Copy each line containing the word "such" from the records that follow, please.
>> START DATASET RECORDS
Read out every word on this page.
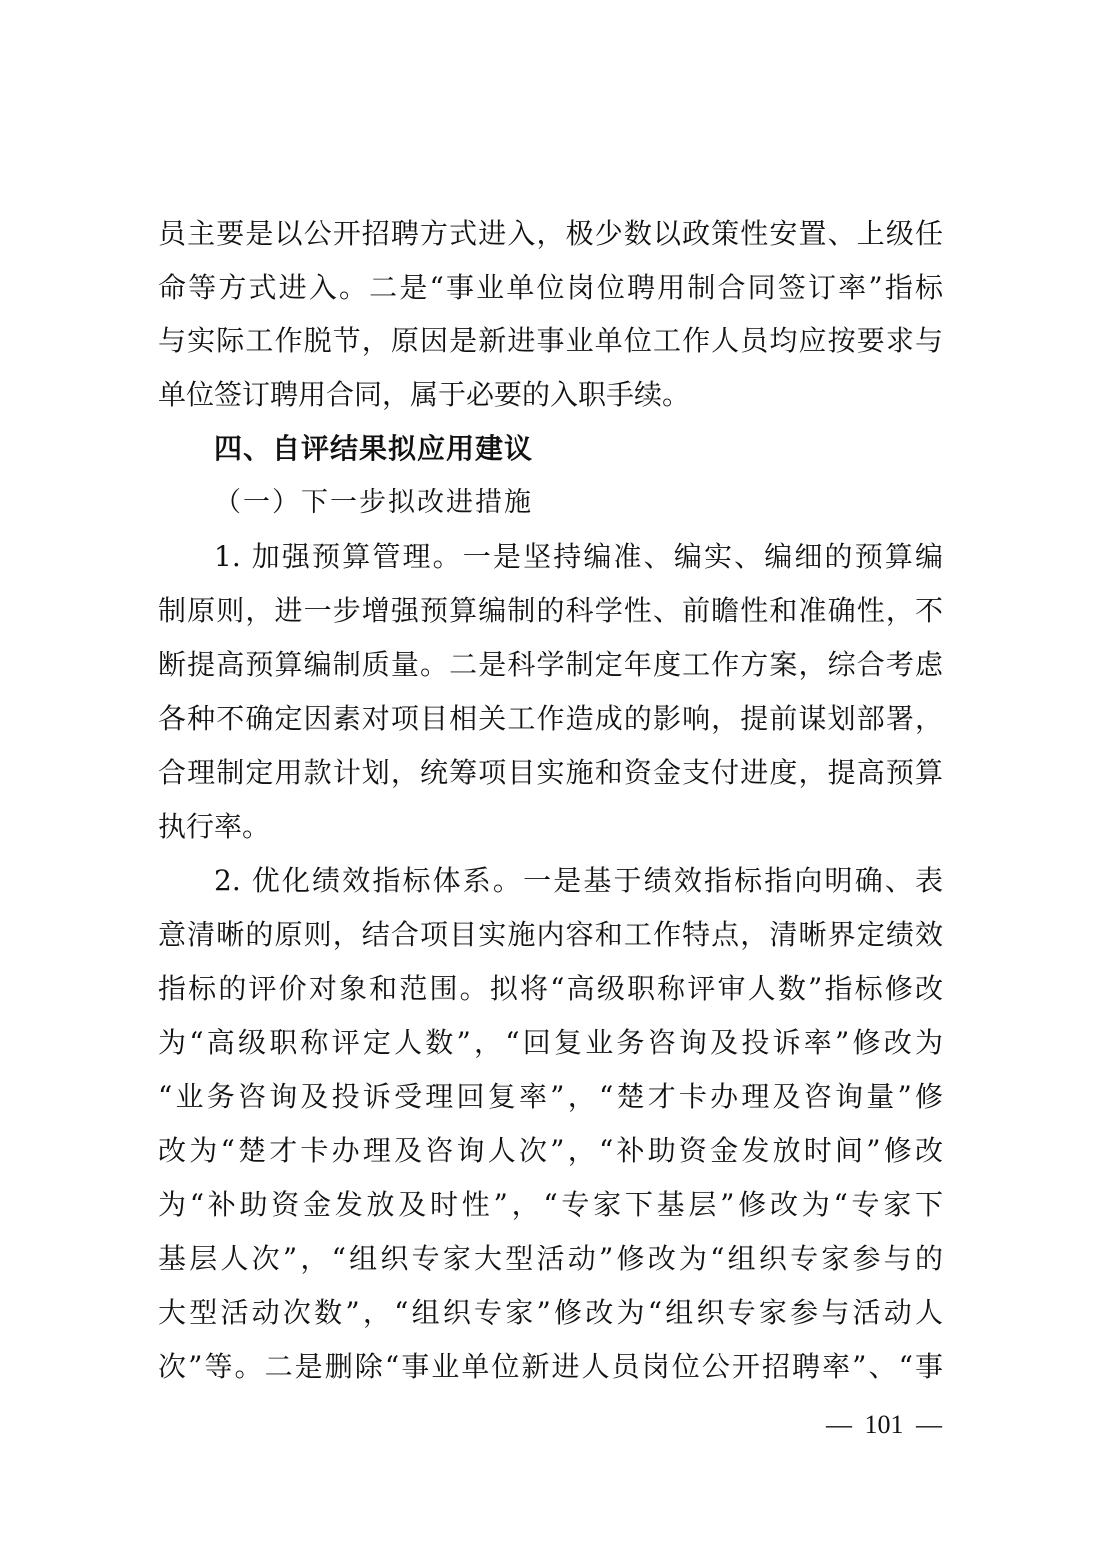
员主要是以公开招聘方式进入，极少数以政策性安置、上级任
命等方式进入。二是“事业单位岗位聘用制合同签订率”指标
与实际工作脱节，原因是新进事业单位工作人员均应按要求与
单位签订聘用合同，属于必要的入职手续。
四、自评结果拟应用建议
（一）下一步拟改进措施
1. 加强预算管理。一是坚持编准、编实、编细的预算编
制原则，进一步增强预算编制的科学性、前瞻性和准确性，不
断提高预算编制质量。二是科学制定年度工作方案，综合考虑
各种不确定因素对项目相关工作造成的影响，提前谋划部署，
合理制定用款计划，统筹项目实施和资金支付进度，提高预算
执行率。
2. 优化绩效指标体系。一是基于绩效指标指向明确、表
意清晰的原则，结合项目实施内容和工作特点，清晰界定绩效
指标的评价对象和范围。拟将“高级职称评审人数”指标修改
为“高级职称评定人数”，“回复业务咨询及投诉率”修改为
“业务咨询及投诉受理回复率”，“楚才卡办理及咨询量”修
改为“楚才卡办理及咨询人次”，“补助资金发放时间”修改
为“补助资金发放及时性”，“专家下基层”修改为“专家下
基层人次”，“组织专家大型活动”修改为“组织专家参与的
大型活动次数”，“组织专家”修改为“组织专家参与活动人
次”等。二是删除“事业单位新进人员岗位公开招聘率”、“事
— 101 —
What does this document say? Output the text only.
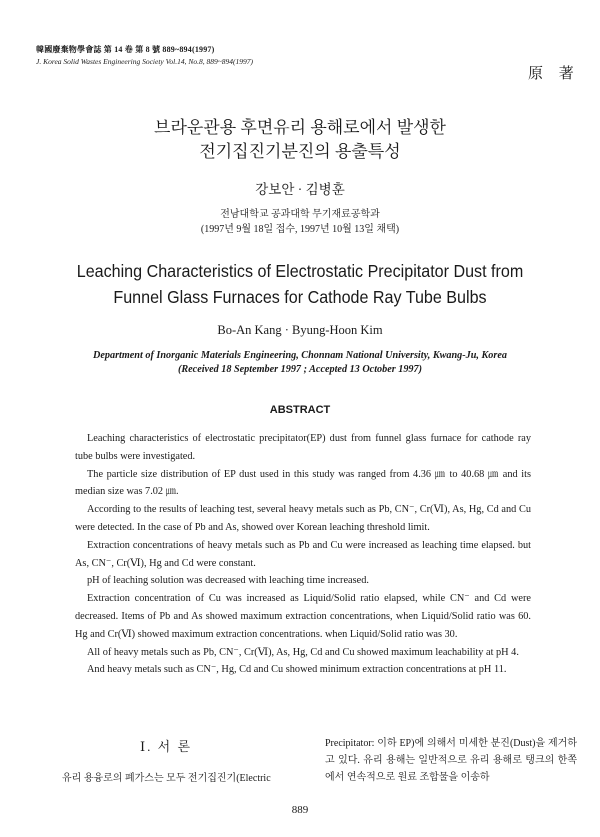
韓國廢棄物學會誌 第 14 卷 第 8 號 889~894(1997)
J. Korea Solid Wastes Engineering Society Vol.14, No.8, 889~894(1997)
原 著
브라운관용 후면유리 용해로에서 발생한
전기집진기분진의 용출특성
강보안 · 김병훈
전남대학교 공과대학 무기재료공학과
(1997년 9월 18일 접수, 1997년 10월 13일 채택)
Leaching Characteristics of Electrostatic Precipitator Dust from
Funnel Glass Furnaces for Cathode Ray Tube Bulbs
Bo-An Kang · Byung-Hoon Kim
Department of Inorganic Materials Engineering, Chonnam National University, Kwang-Ju, Korea
(Received 18 September 1997 ; Accepted 13 October 1997)
ABSTRACT

Leaching characteristics of electrostatic precipitator(EP) dust from funnel glass furnace for cathode ray tube bulbs were investigated.

The particle size distribution of EP dust used in this study was ranged from 4.36 ㎛ to 40.68 ㎛ and its median size was 7.02 ㎛.

According to the results of leaching test, several heavy metals such as Pb, CN⁻, Cr(Ⅵ), As, Hg, Cd and Cu were detected. In the case of Pb and As, showed over Korean leaching threshold limit.

Extraction concentrations of heavy metals such as Pb and Cu were increased as leaching time elapsed. but As, CN⁻, Cr(Ⅵ), Hg and Cd were constant.

pH of leaching solution was decreased with leaching time increased.

Extraction concentration of Cu was increased as Liquid/Solid ratio elapsed, while CN⁻ and Cd were decreased. Items of Pb and As showed maximum extraction concentrations, when Liquid/Solid ratio was 60. Hg and Cr(Ⅵ) showed maximum extraction concentrations. when Liquid/Solid ratio was 30.

All of heavy metals such as Pb, CN⁻, Cr(Ⅵ), As, Hg, Cd and Cu showed maximum leachability at pH 4.

And heavy metals such as CN⁻, Hg, Cd and Cu showed minimum extraction concentrations at pH 11.

Ⅰ. 서 론
유리 용융로의 폐가스는 모두 전기집진기(Electric
Precipitator: 이하 EP)에 의해서 미세한 분진(Dust)을 제거하고 있다. 유리 용해는 일반적으로 유리 용해로 탱크의 한쪽에서 연속적으로 원료 조합물을 이송하
889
>> END DATASET RECORDS
ANSWER FOR THIS EXERCISE:
According to the results of leaching test, several heavy metals such as Pb, CN⁻, Cr(Ⅵ), As, Hg, Cd and Cu were detected. In the case of Pb and As, showed over Korean leaching threshold limit.
Extraction concentrations of heavy metals such as Pb and Cu were increased as leaching time elapsed. but As, CN⁻, Cr(Ⅵ), Hg and Cd were constant.
All of heavy metals such as Pb, CN⁻, Cr(Ⅵ), As, Hg, Cd and Cu showed maximum leachability at pH 4.
And heavy metals such as CN⁻, Hg, Cd and Cu showed minimum extraction concentrations at pH 11.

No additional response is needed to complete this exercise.